▸ **About this exercise**
In the data that follows, every line containing the word "werden" should be returned.

▸ **Data**
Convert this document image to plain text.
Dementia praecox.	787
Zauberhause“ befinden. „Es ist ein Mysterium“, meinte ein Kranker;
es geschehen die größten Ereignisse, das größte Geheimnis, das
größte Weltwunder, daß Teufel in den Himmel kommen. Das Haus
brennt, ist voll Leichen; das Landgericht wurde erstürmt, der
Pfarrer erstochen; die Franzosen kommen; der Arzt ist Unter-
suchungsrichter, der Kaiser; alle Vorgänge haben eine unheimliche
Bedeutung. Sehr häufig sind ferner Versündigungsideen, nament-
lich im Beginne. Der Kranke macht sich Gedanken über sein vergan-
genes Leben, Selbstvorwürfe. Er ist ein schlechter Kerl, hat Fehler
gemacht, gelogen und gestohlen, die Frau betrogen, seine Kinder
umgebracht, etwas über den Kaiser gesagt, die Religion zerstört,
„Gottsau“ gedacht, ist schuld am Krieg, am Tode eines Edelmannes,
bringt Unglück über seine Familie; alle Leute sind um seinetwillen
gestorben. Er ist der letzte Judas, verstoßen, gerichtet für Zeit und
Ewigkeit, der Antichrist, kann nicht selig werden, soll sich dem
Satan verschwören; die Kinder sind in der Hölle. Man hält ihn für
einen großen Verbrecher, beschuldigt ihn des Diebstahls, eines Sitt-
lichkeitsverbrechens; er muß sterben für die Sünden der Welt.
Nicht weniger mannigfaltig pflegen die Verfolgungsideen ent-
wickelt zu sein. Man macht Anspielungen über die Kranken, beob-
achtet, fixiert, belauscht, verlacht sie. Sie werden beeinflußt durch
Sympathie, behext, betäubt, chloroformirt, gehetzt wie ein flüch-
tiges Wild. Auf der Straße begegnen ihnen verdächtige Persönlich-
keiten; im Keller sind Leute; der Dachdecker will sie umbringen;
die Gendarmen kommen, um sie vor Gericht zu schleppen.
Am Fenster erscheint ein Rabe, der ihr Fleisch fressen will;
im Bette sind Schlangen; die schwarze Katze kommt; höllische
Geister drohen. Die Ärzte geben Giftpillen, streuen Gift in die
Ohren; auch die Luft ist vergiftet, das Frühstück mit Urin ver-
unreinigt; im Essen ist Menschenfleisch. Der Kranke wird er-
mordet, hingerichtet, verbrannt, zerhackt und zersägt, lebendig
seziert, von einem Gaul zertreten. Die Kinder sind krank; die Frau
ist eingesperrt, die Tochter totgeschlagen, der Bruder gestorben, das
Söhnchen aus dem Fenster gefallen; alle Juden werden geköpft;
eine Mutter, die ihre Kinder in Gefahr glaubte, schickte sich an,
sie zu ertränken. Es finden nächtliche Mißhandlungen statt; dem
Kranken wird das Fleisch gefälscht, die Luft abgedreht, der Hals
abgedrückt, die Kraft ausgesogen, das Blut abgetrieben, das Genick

▸ **Your response**
Ewigkeit, der Antichrist, kann nicht selig werden, soll sich dem
achtet, fixiert, belauscht, verlacht sie. Sie werden beeinflußt durch
Söhnchen aus dem Fenster gefallen; alle Juden werden geköpft;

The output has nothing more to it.